*Dataset entries on figures*:
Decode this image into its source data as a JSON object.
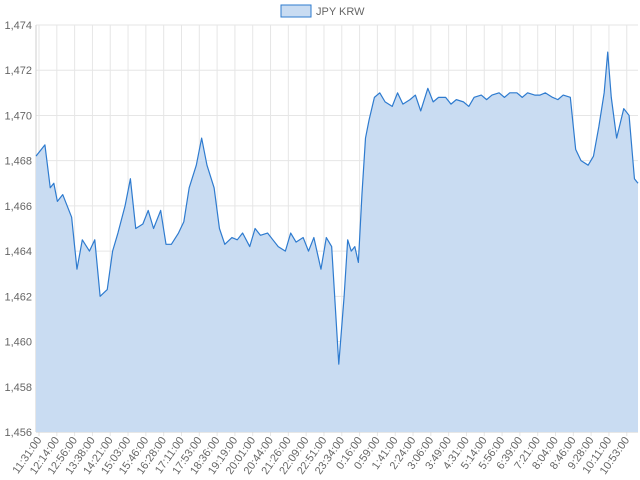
{
  "chart_data": {
    "type": "area",
    "legend": {
      "position": "top-center"
    },
    "grid": true,
    "ylim": [
      1456,
      1474
    ],
    "y_ticks": [
      1456,
      1458,
      1460,
      1462,
      1464,
      1466,
      1468,
      1470,
      1472,
      1474
    ],
    "y_tick_labels": [
      "1,456",
      "1,458",
      "1,460",
      "1,462",
      "1,464",
      "1,466",
      "1,468",
      "1,470",
      "1,472",
      "1,474"
    ],
    "x_tick_labels": [
      "11:31:00",
      "12:14:00",
      "12:56:00",
      "13:38:00",
      "14:21:00",
      "15:03:00",
      "15:46:00",
      "16:28:00",
      "17:11:00",
      "17:53:00",
      "18:36:00",
      "19:19:00",
      "20:01:00",
      "20:44:00",
      "21:26:00",
      "22:09:00",
      "22:51:00",
      "23:34:00",
      "0:16:00",
      "0:59:00",
      "1:41:00",
      "2:24:00",
      "3:06:00",
      "3:49:00",
      "4:31:00",
      "5:14:00",
      "5:56:00",
      "6:39:00",
      "7:21:00",
      "8:04:00",
      "8:46:00",
      "9:28:00",
      "10:11:00",
      "10:53:00"
    ],
    "series": [
      {
        "name": "JPY KRW",
        "color": "#2e7bcf",
        "fill": "#c9dcf2",
        "x": [
          0,
          0.5,
          0.8,
          1,
          1.2,
          1.5,
          2,
          2.3,
          2.6,
          3,
          3.3,
          3.6,
          4,
          4.3,
          4.6,
          5,
          5.3,
          5.6,
          6,
          6.3,
          6.6,
          7,
          7.3,
          7.6,
          8,
          8.3,
          8.6,
          9,
          9.3,
          9.6,
          10,
          10.3,
          10.6,
          11,
          11.3,
          11.6,
          12,
          12.3,
          12.6,
          13,
          13.3,
          13.6,
          14,
          14.3,
          14.6,
          15,
          15.3,
          15.6,
          16,
          16.3,
          16.6,
          17,
          17.3,
          17.5,
          17.7,
          17.9,
          18.1,
          18.3,
          18.5,
          18.7,
          19,
          19.3,
          19.6,
          20,
          20.3,
          20.6,
          21,
          21.3,
          21.6,
          22,
          22.3,
          22.6,
          23,
          23.3,
          23.6,
          24,
          24.3,
          24.6,
          25,
          25.3,
          25.6,
          26,
          26.3,
          26.6,
          27,
          27.3,
          27.6,
          28,
          28.3,
          28.6,
          29,
          29.3,
          29.6,
          30,
          30.3,
          30.6,
          31,
          31.3,
          31.6,
          31.9,
          32.1,
          32.3,
          32.6,
          33,
          33.3,
          33.6,
          33.8
        ],
        "values": [
          1468.2,
          1468.7,
          1466.8,
          1467.0,
          1466.2,
          1466.5,
          1465.5,
          1463.2,
          1464.5,
          1464.0,
          1464.5,
          1462.0,
          1462.3,
          1464.0,
          1464.8,
          1466.0,
          1467.2,
          1465.0,
          1465.2,
          1465.8,
          1465.0,
          1465.8,
          1464.3,
          1464.3,
          1464.8,
          1465.3,
          1466.8,
          1467.8,
          1469.0,
          1467.8,
          1466.8,
          1465.0,
          1464.3,
          1464.6,
          1464.5,
          1464.8,
          1464.2,
          1465.0,
          1464.7,
          1464.8,
          1464.5,
          1464.2,
          1464.0,
          1464.8,
          1464.4,
          1464.6,
          1464.0,
          1464.6,
          1463.2,
          1464.6,
          1464.2,
          1459.0,
          1462.0,
          1464.5,
          1464.0,
          1464.2,
          1463.5,
          1466.5,
          1469.0,
          1469.8,
          1470.8,
          1471.0,
          1470.6,
          1470.4,
          1471.0,
          1470.5,
          1470.7,
          1470.9,
          1470.2,
          1471.2,
          1470.6,
          1470.8,
          1470.8,
          1470.5,
          1470.7,
          1470.6,
          1470.4,
          1470.8,
          1470.9,
          1470.7,
          1470.9,
          1471.0,
          1470.8,
          1471.0,
          1471.0,
          1470.8,
          1471.0,
          1470.9,
          1470.9,
          1471.0,
          1470.8,
          1470.7,
          1470.9,
          1470.8,
          1468.5,
          1468.0,
          1467.8,
          1468.2,
          1469.5,
          1471.0,
          1472.8,
          1470.8,
          1469.0,
          1470.3,
          1470.0,
          1467.2,
          1467.0
        ]
      }
    ]
  }
}
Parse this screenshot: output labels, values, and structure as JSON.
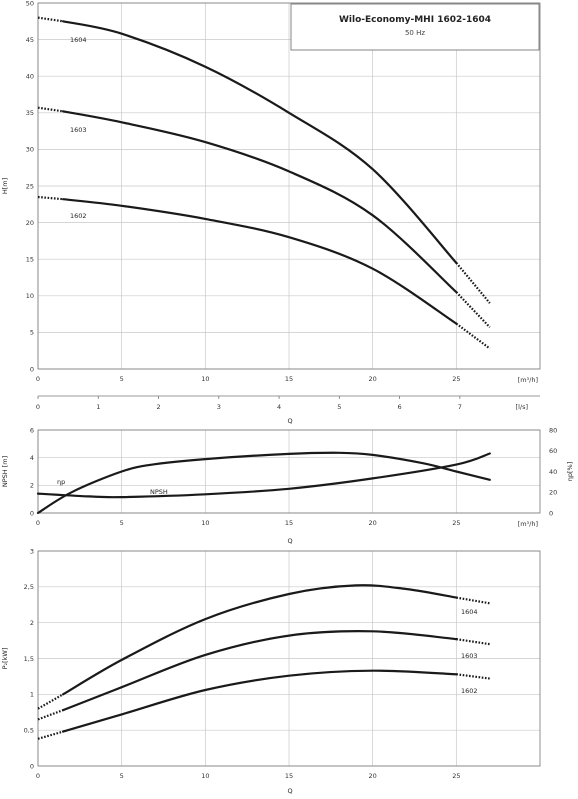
{
  "chart_data": [
    {
      "type": "line",
      "title": "Wilo-Economy-MHI 1602-1604",
      "subtitle": "50 Hz",
      "ylabel": "H[m]",
      "x_unit_label": "[m³/h]",
      "x2_unit_label": "[l/s]",
      "xlabel": "Q",
      "xlim": [
        0,
        30
      ],
      "ylim": [
        0,
        50
      ],
      "x2lim": [
        0,
        8.33
      ],
      "xticks": [
        0,
        5,
        10,
        15,
        20,
        25
      ],
      "x2ticks": [
        0,
        1,
        2,
        3,
        4,
        5,
        6,
        7
      ],
      "yticks": [
        0,
        5,
        10,
        15,
        20,
        25,
        30,
        35,
        40,
        45,
        50
      ],
      "grid": true,
      "series": [
        {
          "name": "1604",
          "x": [
            1.5,
            5,
            10,
            15,
            20,
            25
          ],
          "y": [
            47.5,
            45.8,
            41.3,
            35,
            27.3,
            14.5
          ],
          "ext_start": {
            "x": [
              0,
              1.5
            ],
            "y": [
              48,
              47.5
            ]
          },
          "ext_end": {
            "x": [
              25,
              27
            ],
            "y": [
              14.5,
              9
            ]
          }
        },
        {
          "name": "1603",
          "x": [
            1.5,
            5,
            10,
            15,
            20,
            25
          ],
          "y": [
            35.2,
            33.7,
            31,
            27,
            21,
            10.5
          ],
          "ext_start": {
            "x": [
              0,
              1.5
            ],
            "y": [
              35.7,
              35.2
            ]
          },
          "ext_end": {
            "x": [
              25,
              27
            ],
            "y": [
              10.5,
              5.7
            ]
          }
        },
        {
          "name": "1602",
          "x": [
            1.5,
            5,
            10,
            15,
            20,
            25
          ],
          "y": [
            23.2,
            22.3,
            20.5,
            18,
            13.7,
            6.2
          ],
          "ext_start": {
            "x": [
              0,
              1.5
            ],
            "y": [
              23.5,
              23.2
            ]
          },
          "ext_end": {
            "x": [
              25,
              27
            ],
            "y": [
              6.2,
              2.8
            ]
          }
        }
      ]
    },
    {
      "type": "line",
      "ylabel": "NPSH [m]",
      "y2label": "ηp[%]",
      "x_unit_label": "[m³/h]",
      "xlabel": "Q",
      "xlim": [
        0,
        30
      ],
      "ylim": [
        0,
        6
      ],
      "y2lim": [
        0,
        80
      ],
      "xticks": [
        0,
        5,
        10,
        15,
        20,
        25
      ],
      "yticks": [
        0,
        2,
        4,
        6
      ],
      "y2ticks": [
        0,
        20,
        40,
        60,
        80
      ],
      "grid": true,
      "series": [
        {
          "name": "ηp",
          "axis": "right",
          "x": [
            0,
            2,
            5,
            7,
            10,
            15,
            18,
            20,
            23,
            25,
            27
          ],
          "y": [
            0,
            20,
            40,
            47,
            52,
            57,
            58,
            56,
            48,
            40,
            32
          ]
        },
        {
          "name": "NPSH",
          "axis": "left",
          "x": [
            0,
            3,
            5,
            10,
            15,
            20,
            25,
            27
          ],
          "y": [
            1.4,
            1.2,
            1.15,
            1.35,
            1.75,
            2.5,
            3.5,
            4.3
          ]
        }
      ]
    },
    {
      "type": "line",
      "ylabel": "P₂[kW]",
      "xlabel": "Q",
      "xlim": [
        0,
        30
      ],
      "ylim": [
        0,
        3
      ],
      "xticks": [
        0,
        5,
        10,
        15,
        20,
        25
      ],
      "yticks": [
        0,
        0.5,
        1,
        1.5,
        2,
        2.5,
        3
      ],
      "ytick_labels": [
        "0",
        "0,5",
        "1",
        "1,5",
        "2",
        "2,5",
        "3"
      ],
      "grid": true,
      "series": [
        {
          "name": "1604",
          "x": [
            1.5,
            5,
            10,
            15,
            19,
            22,
            25
          ],
          "y": [
            1.0,
            1.48,
            2.05,
            2.4,
            2.52,
            2.47,
            2.35
          ],
          "ext_start": {
            "x": [
              0,
              1.5
            ],
            "y": [
              0.8,
              1.0
            ]
          },
          "ext_end": {
            "x": [
              25,
              27
            ],
            "y": [
              2.35,
              2.27
            ]
          }
        },
        {
          "name": "1603",
          "x": [
            1.5,
            5,
            10,
            15,
            20,
            25
          ],
          "y": [
            0.78,
            1.1,
            1.55,
            1.82,
            1.88,
            1.77
          ],
          "ext_start": {
            "x": [
              0,
              1.5
            ],
            "y": [
              0.65,
              0.78
            ]
          },
          "ext_end": {
            "x": [
              25,
              27
            ],
            "y": [
              1.77,
              1.7
            ]
          }
        },
        {
          "name": "1602",
          "x": [
            1.5,
            5,
            10,
            15,
            20,
            25
          ],
          "y": [
            0.48,
            0.72,
            1.06,
            1.26,
            1.33,
            1.28
          ],
          "ext_start": {
            "x": [
              0,
              1.5
            ],
            "y": [
              0.38,
              0.48
            ]
          },
          "ext_end": {
            "x": [
              25,
              27
            ],
            "y": [
              1.28,
              1.22
            ]
          }
        }
      ]
    }
  ]
}
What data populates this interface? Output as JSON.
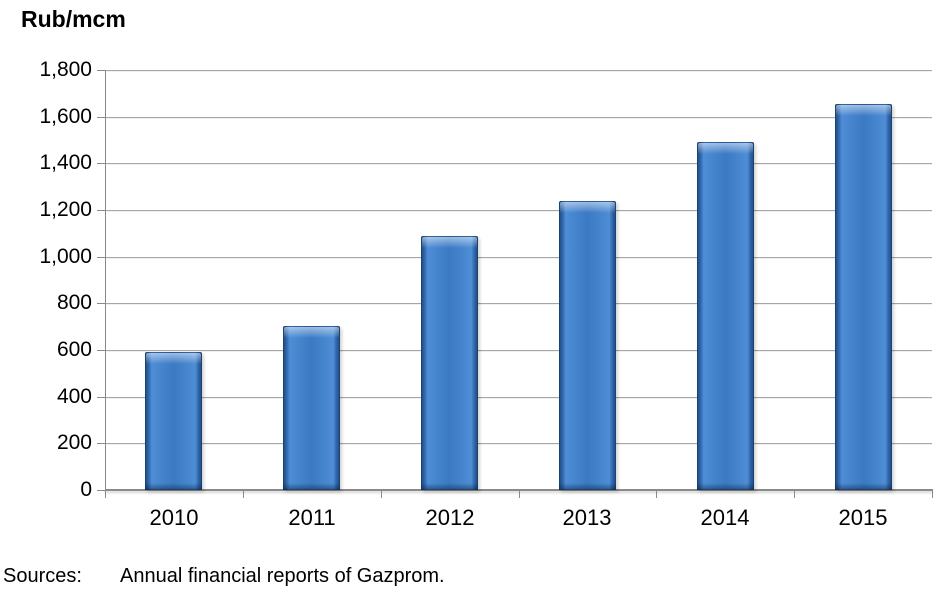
{
  "chart_data": {
    "type": "bar",
    "title": "Rub/mcm",
    "categories": [
      "2010",
      "2011",
      "2012",
      "2013",
      "2014",
      "2015"
    ],
    "values": [
      590,
      705,
      1090,
      1240,
      1490,
      1655
    ],
    "ylim": [
      0,
      1800
    ],
    "ytick_step": 200,
    "ytick_labels": [
      "0",
      "200",
      "400",
      "600",
      "800",
      "1,000",
      "1,200",
      "1,400",
      "1,600",
      "1,800"
    ],
    "xlabel": "",
    "ylabel": "Rub/mcm",
    "grid": true,
    "legend": "none",
    "bar_color": "#3c79c4",
    "bar_edge_color": "#1e4c82",
    "gridline_color": "#a6a6a6",
    "axis_color": "#8a8a8a",
    "source": {
      "label": "Sources:",
      "text": "Annual financial reports of Gazprom."
    }
  }
}
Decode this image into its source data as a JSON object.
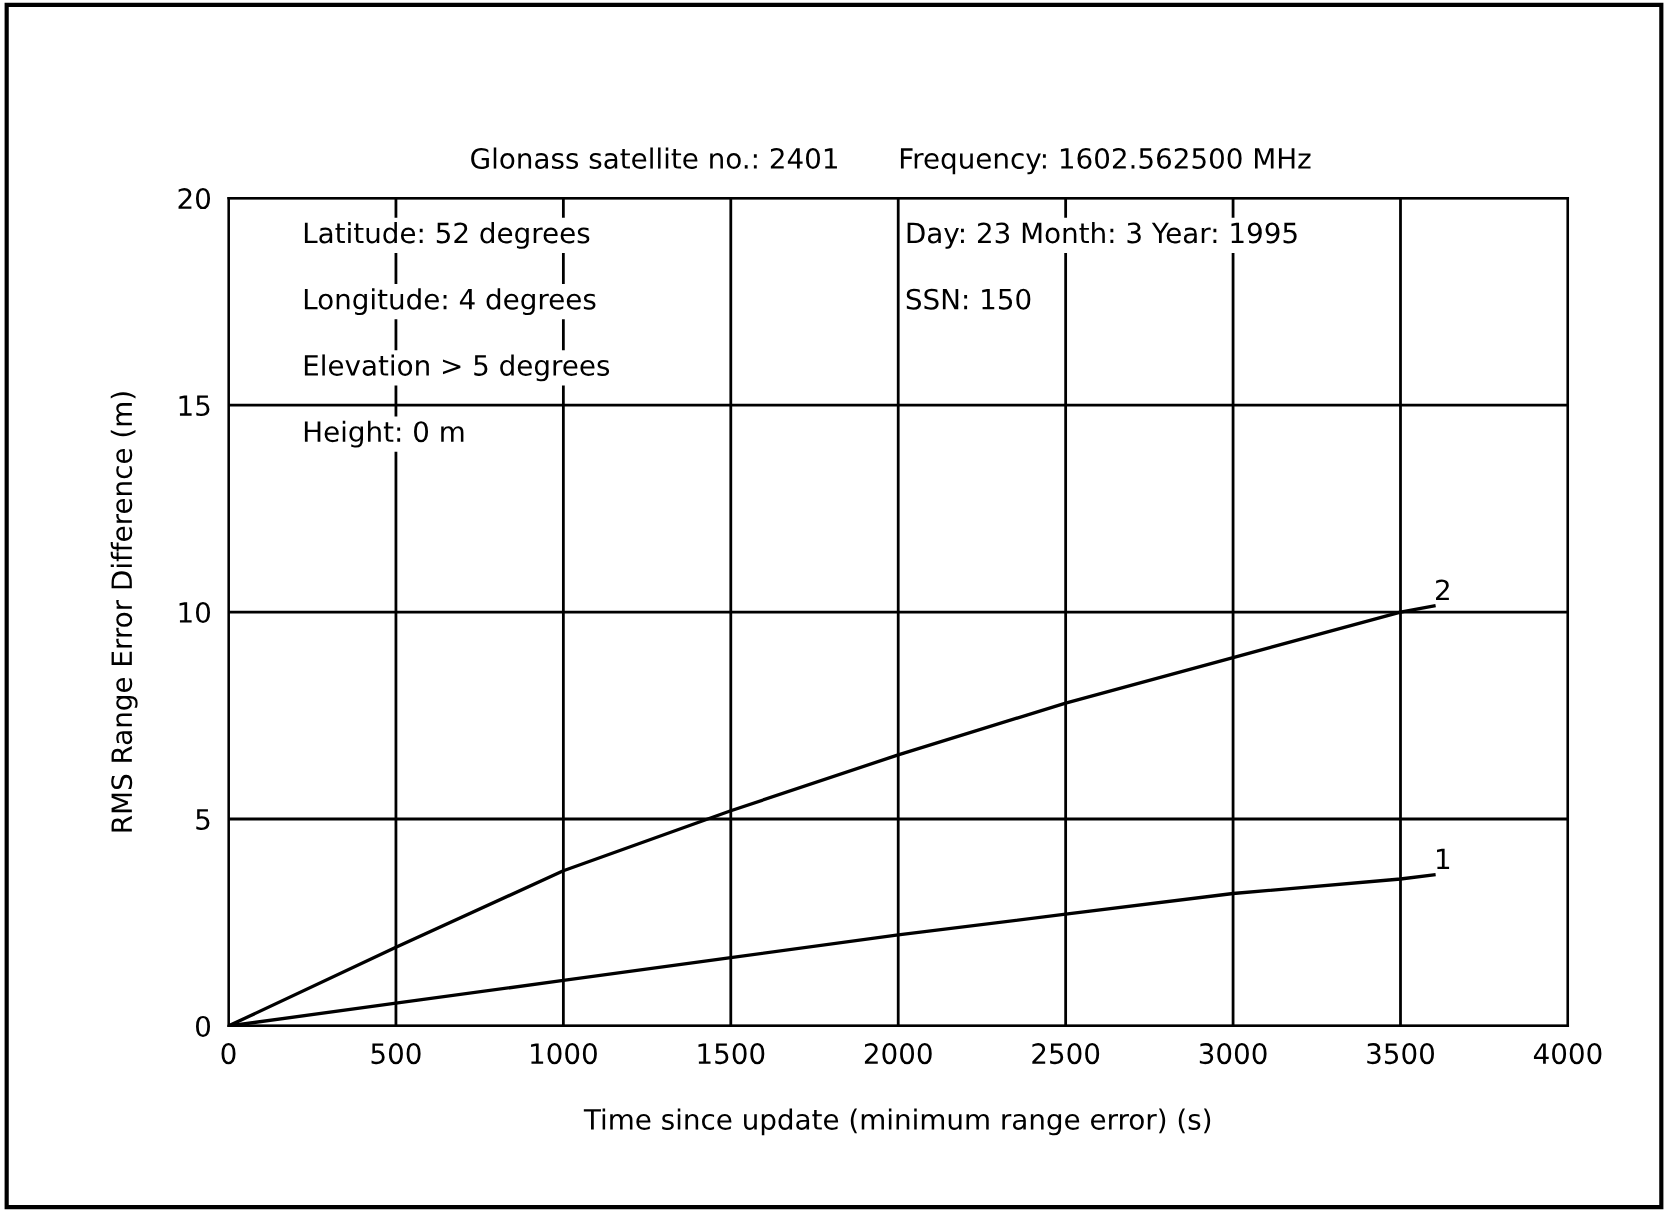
{
  "chart_data": {
    "type": "line",
    "xlabel": "Time since update (minimum range error) (s)",
    "ylabel": "RMS Range Error Difference (m)",
    "annotations": [
      "Glonass satellite no.: 2401",
      "Frequency: 1602.562500 MHz",
      "Latitude: 52 degrees",
      "Longitude: 4 degrees",
      "Elevation > 5 degrees",
      "Height: 0 m",
      "Day: 23 Month: 3 Year: 1995",
      "SSN: 150"
    ],
    "series": [
      {
        "name": "1",
        "color": "#000000",
        "x": [
          0,
          500,
          1000,
          1500,
          2000,
          2500,
          3000,
          3500,
          3600
        ],
        "values": [
          0,
          0.55,
          1.1,
          1.65,
          2.2,
          2.7,
          3.2,
          3.55,
          3.65
        ]
      },
      {
        "name": "2",
        "color": "#000000",
        "x": [
          0,
          500,
          1000,
          1500,
          2000,
          2500,
          3000,
          3500,
          3600
        ],
        "values": [
          0,
          1.9,
          3.75,
          5.2,
          6.55,
          7.8,
          8.9,
          10.0,
          10.15
        ]
      }
    ],
    "xlim": [
      0,
      4000
    ],
    "xticks": [
      0,
      500,
      1000,
      1500,
      2000,
      2500,
      3000,
      3500,
      4000
    ],
    "ylim": [
      0,
      20
    ],
    "yticks": [
      0,
      5,
      10,
      15,
      20
    ],
    "grid": true,
    "legend": false,
    "marker": "none",
    "line_style": "solid"
  }
}
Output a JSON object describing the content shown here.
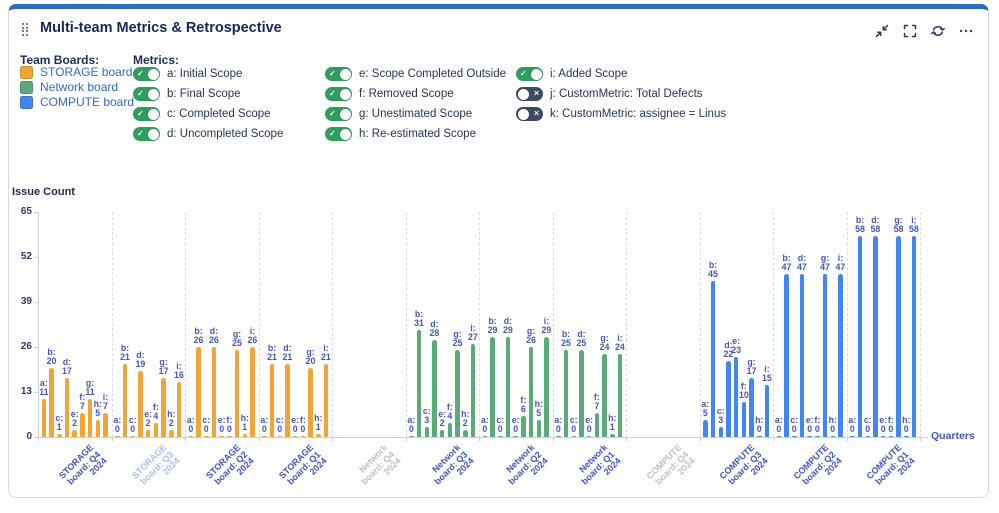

*EXERCISE OBJECTIVE*: In the listing, how many lines hold "JSON"? Answer with a bare number.

*FINISHED EXERCISE*: 5